▶ PROVIDED DATA
■ ■ ■ ■
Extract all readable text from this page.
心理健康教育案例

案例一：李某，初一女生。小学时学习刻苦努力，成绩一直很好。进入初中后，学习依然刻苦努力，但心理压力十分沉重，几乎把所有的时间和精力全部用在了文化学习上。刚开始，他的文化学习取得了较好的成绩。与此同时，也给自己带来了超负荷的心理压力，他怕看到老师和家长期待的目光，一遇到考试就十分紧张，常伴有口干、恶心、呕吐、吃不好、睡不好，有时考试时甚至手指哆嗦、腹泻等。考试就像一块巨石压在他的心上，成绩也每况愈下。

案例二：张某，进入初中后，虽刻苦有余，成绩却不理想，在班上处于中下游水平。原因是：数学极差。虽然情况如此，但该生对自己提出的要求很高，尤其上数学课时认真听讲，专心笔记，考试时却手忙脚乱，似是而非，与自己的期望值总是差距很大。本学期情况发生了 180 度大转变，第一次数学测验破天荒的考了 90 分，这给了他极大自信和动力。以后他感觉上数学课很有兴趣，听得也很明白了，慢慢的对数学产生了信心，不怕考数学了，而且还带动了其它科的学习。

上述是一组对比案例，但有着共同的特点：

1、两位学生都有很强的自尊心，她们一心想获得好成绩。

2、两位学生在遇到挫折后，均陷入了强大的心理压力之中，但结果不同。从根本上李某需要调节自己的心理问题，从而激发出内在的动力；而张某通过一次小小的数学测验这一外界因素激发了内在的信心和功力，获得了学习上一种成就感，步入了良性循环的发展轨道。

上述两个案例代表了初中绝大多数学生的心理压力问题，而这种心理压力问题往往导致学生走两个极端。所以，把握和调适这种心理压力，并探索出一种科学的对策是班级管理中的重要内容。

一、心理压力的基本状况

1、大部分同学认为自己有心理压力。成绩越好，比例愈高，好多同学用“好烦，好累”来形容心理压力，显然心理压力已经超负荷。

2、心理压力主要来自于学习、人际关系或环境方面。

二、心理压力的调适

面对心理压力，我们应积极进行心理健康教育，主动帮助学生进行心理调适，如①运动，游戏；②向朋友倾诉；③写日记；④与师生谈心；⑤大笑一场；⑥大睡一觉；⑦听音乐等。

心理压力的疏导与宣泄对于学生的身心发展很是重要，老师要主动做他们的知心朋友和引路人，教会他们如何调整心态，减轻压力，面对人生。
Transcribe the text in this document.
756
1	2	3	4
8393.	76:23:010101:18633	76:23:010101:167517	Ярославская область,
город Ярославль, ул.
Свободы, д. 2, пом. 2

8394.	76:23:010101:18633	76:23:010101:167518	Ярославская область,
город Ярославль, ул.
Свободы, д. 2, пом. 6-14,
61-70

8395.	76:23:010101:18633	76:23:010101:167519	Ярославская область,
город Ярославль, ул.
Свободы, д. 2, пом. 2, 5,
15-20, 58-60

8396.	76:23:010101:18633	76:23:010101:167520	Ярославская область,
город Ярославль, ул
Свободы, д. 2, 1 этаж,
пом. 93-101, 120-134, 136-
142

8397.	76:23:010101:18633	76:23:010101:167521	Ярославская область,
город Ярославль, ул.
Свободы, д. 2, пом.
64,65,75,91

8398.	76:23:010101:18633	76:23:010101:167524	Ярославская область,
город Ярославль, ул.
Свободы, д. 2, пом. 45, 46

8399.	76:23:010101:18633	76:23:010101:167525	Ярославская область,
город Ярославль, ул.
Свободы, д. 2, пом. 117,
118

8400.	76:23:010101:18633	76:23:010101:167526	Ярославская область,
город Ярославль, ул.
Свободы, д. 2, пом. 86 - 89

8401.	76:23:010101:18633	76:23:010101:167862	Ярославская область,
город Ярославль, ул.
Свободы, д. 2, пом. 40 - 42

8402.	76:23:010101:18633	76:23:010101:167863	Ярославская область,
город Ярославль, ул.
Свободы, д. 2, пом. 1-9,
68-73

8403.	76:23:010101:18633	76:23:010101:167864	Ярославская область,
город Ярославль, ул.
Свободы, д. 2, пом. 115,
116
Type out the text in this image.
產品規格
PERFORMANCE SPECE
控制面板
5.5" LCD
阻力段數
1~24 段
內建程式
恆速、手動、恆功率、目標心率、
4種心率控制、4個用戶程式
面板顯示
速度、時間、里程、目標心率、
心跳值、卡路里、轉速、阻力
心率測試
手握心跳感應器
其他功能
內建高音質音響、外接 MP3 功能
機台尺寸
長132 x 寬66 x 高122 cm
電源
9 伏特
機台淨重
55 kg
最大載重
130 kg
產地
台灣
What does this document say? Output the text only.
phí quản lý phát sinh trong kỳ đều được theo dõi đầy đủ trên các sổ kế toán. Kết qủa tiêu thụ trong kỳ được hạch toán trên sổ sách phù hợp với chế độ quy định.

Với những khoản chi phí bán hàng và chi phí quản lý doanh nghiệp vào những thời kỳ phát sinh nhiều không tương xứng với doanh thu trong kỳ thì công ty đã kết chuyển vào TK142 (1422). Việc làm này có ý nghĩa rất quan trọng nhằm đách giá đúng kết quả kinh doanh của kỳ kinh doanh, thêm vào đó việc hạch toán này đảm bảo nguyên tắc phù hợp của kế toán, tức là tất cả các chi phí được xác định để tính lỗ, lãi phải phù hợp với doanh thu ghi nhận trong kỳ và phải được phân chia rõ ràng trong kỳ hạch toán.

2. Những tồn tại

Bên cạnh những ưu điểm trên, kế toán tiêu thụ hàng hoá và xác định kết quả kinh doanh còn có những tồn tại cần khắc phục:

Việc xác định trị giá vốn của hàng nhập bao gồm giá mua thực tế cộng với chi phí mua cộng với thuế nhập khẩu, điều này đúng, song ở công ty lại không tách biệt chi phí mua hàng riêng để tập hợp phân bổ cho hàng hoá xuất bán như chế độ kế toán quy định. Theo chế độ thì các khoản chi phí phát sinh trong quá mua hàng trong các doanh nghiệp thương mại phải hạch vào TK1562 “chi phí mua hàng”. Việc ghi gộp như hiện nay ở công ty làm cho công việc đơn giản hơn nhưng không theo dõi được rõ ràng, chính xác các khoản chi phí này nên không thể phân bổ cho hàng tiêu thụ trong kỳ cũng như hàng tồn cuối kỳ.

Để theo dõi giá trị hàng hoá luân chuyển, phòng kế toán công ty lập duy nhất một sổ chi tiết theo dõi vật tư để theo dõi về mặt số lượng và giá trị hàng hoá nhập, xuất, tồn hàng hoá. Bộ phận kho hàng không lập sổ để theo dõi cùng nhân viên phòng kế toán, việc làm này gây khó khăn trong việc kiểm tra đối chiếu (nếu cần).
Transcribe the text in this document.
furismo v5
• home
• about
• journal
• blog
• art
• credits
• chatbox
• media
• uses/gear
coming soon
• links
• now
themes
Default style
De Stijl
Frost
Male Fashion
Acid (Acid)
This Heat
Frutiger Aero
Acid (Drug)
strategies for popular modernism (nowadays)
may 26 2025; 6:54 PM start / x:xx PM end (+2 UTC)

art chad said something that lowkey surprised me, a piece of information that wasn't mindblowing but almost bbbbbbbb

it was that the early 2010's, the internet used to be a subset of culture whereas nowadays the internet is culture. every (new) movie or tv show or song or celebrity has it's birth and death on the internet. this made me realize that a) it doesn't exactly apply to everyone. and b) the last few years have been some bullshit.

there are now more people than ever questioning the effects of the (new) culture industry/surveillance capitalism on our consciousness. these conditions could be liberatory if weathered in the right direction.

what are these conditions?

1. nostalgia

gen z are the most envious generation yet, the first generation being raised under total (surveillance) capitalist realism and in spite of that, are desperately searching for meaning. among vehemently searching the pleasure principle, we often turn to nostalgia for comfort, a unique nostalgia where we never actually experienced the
■ ■ ■ ■
▶ SHORT EXERCISE
Exactly reproduce all of the entries.

▶ TASK RESPONSE
Extract all readable text from this page.
心理健康教育案例

案例一：李某，初一女生。小学时学习刻苦努力，成绩一直很好。进入初中后，学习依然刻苦努力，但心理压力十分沉重，几乎把所有的时间和精力全部用在了文化学习上。刚开始，他的文化学习取得了较好的成绩。与此同时，也给自己带来了超负荷的心理压力，他怕看到老师和家长期待的目光，一遇到考试就十分紧张，常伴有口干、恶心、呕吐、吃不好、睡不好，有时考试时甚至手指哆嗦、腹泻等。考试就像一块巨石压在他的心上，成绩也每况愈下。

案例二：张某，进入初中后，虽刻苦有余，成绩却不理想，在班上处于中下游水平。原因是：数学极差。虽然情况如此，但该生对自己提出的要求很高，尤其上数学课时认真听讲，专心笔记，考试时却手忙脚乱，似是而非，与自己的期望值总是差距很大。本学期情况发生了 180 度大转变，第一次数学测验破天荒的考了 90 分，这给了他极大自信和动力。以后他感觉上数学课很有兴趣，听得也很明白了，慢慢的对数学产生了信心，不怕考数学了，而且还带动了其它科的学习。

上述是一组对比案例，但有着共同的特点：

1、两位学生都有很强的自尊心，她们一心想获得好成绩。

2、两位学生在遇到挫折后，均陷入了强大的心理压力之中，但结果不同。从根本上李某需要调节自己的心理问题，从而激发出内在的动力；而张某通过一次小小的数学测验这一外界因素激发了内在的信心和功力，获得了学习上一种成就感，步入了良性循环的发展轨道。

上述两个案例代表了初中绝大多数学生的心理压力问题，而这种心理压力问题往往导致学生走两个极端。所以，把握和调适这种心理压力，并探索出一种科学的对策是班级管理中的重要内容。

一、心理压力的基本状况

1、大部分同学认为自己有心理压力。成绩越好，比例愈高，好多同学用“好烦，好累”来形容心理压力，显然心理压力已经超负荷。

2、心理压力主要来自于学习、人际关系或环境方面。

二、心理压力的调适

面对心理压力，我们应积极进行心理健康教育，主动帮助学生进行心理调适，如①运动，游戏；②向朋友倾诉；③写日记；④与师生谈心；⑤大笑一场；⑥大睡一觉；⑦听音乐等。

心理压力的疏导与宣泄对于学生的身心发展很是重要，老师要主动做他们的知心朋友和引路人，教会他们如何调整心态，减轻压力，面对人生。
Transcribe the text in this document.
756
1	2	3	4
8393.	76:23:010101:18633	76:23:010101:167517	Ярославская область,
город Ярославль, ул.
Свободы, д. 2, пом. 2

8394.	76:23:010101:18633	76:23:010101:167518	Ярославская область,
город Ярославль, ул.
Свободы, д. 2, пом. 6-14,
61-70

8395.	76:23:010101:18633	76:23:010101:167519	Ярославская область,
город Ярославль, ул.
Свободы, д. 2, пом. 2, 5,
15-20, 58-60

8396.	76:23:010101:18633	76:23:010101:167520	Ярославская область,
город Ярославль, ул
Свободы, д. 2, 1 этаж,
пом. 93-101, 120-134, 136-
142

8397.	76:23:010101:18633	76:23:010101:167521	Ярославская область,
город Ярославль, ул.
Свободы, д. 2, пом.
64,65,75,91

8398.	76:23:010101:18633	76:23:010101:167524	Ярославская область,
город Ярославль, ул.
Свободы, д. 2, пом. 45, 46

8399.	76:23:010101:18633	76:23:010101:167525	Ярославская область,
город Ярославль, ул.
Свободы, д. 2, пом. 117,
118

8400.	76:23:010101:18633	76:23:010101:167526	Ярославская область,
город Ярославль, ул.
Свободы, д. 2, пом. 86 - 89

8401.	76:23:010101:18633	76:23:010101:167862	Ярославская область,
город Ярославль, ул.
Свободы, д. 2, пом. 40 - 42

8402.	76:23:010101:18633	76:23:010101:167863	Ярославская область,
город Ярославль, ул.
Свободы, д. 2, пом. 1-9,
68-73

8403.	76:23:010101:18633	76:23:010101:167864	Ярославская область,
город Ярославль, ул.
Свободы, д. 2, пом. 115,
116
Type out the text in this image.
產品規格
PERFORMANCE SPECE
控制面板
5.5" LCD
阻力段數
1~24 段
內建程式
恆速、手動、恆功率、目標心率、
4種心率控制、4個用戶程式
面板顯示
速度、時間、里程、目標心率、
心跳值、卡路里、轉速、阻力
心率測試
手握心跳感應器
其他功能
內建高音質音響、外接 MP3 功能
機台尺寸
長132 x 寬66 x 高122 cm
電源
9 伏特
機台淨重
55 kg
最大載重
130 kg
產地
台灣
What does this document say? Output the text only.
phí quản lý phát sinh trong kỳ đều được theo dõi đầy đủ trên các sổ kế toán. Kết qủa tiêu thụ trong kỳ được hạch toán trên sổ sách phù hợp với chế độ quy định.

Với những khoản chi phí bán hàng và chi phí quản lý doanh nghiệp vào những thời kỳ phát sinh nhiều không tương xứng với doanh thu trong kỳ thì công ty đã kết chuyển vào TK142 (1422). Việc làm này có ý nghĩa rất quan trọng nhằm đách giá đúng kết quả kinh doanh của kỳ kinh doanh, thêm vào đó việc hạch toán này đảm bảo nguyên tắc phù hợp của kế toán, tức là tất cả các chi phí được xác định để tính lỗ, lãi phải phù hợp với doanh thu ghi nhận trong kỳ và phải được phân chia rõ ràng trong kỳ hạch toán.

2. Những tồn tại

Bên cạnh những ưu điểm trên, kế toán tiêu thụ hàng hoá và xác định kết quả kinh doanh còn có những tồn tại cần khắc phục:

Việc xác định trị giá vốn của hàng nhập bao gồm giá mua thực tế cộng với chi phí mua cộng với thuế nhập khẩu, điều này đúng, song ở công ty lại không tách biệt chi phí mua hàng riêng để tập hợp phân bổ cho hàng hoá xuất bán như chế độ kế toán quy định. Theo chế độ thì các khoản chi phí phát sinh trong quá mua hàng trong các doanh nghiệp thương mại phải hạch vào TK1562 “chi phí mua hàng”. Việc ghi gộp như hiện nay ở công ty làm cho công việc đơn giản hơn nhưng không theo dõi được rõ ràng, chính xác các khoản chi phí này nên không thể phân bổ cho hàng tiêu thụ trong kỳ cũng như hàng tồn cuối kỳ.

Để theo dõi giá trị hàng hoá luân chuyển, phòng kế toán công ty lập duy nhất một sổ chi tiết theo dõi vật tư để theo dõi về mặt số lượng và giá trị hàng hoá nhập, xuất, tồn hàng hoá. Bộ phận kho hàng không lập sổ để theo dõi cùng nhân viên phòng kế toán, việc làm này gây khó khăn trong việc kiểm tra đối chiếu (nếu cần).
Transcribe the text in this document.
furismo v5
• home
• about
• journal
• blog
• art
• credits
• chatbox
• media
• uses/gear
coming soon
• links
• now
themes
Default style
De Stijl
Frost
Male Fashion
Acid (Acid)
This Heat
Frutiger Aero
Acid (Drug)
strategies for popular modernism (nowadays)
may 26 2025; 6:54 PM start / x:xx PM end (+2 UTC)

art chad said something that lowkey surprised me, a piece of information that wasn't mindblowing but almost bbbbbbbb

it was that the early 2010's, the internet used to be a subset of culture whereas nowadays the internet is culture. every (new) movie or tv show or song or celebrity has it's birth and death on the internet. this made me realize that a) it doesn't exactly apply to everyone. and b) the last few years have been some bullshit.

there are now more people than ever questioning the effects of the (new) culture industry/surveillance capitalism on our consciousness. these conditions could be liberatory if weathered in the right direction.

what are these conditions?

1. nostalgia

gen z are the most envious generation yet, the first generation being raised under total (surveillance) capitalist realism and in spite of that, are desperately searching for meaning. among vehemently searching the pleasure principle, we often turn to nostalgia for comfort, a unique nostalgia where we never actually experienced the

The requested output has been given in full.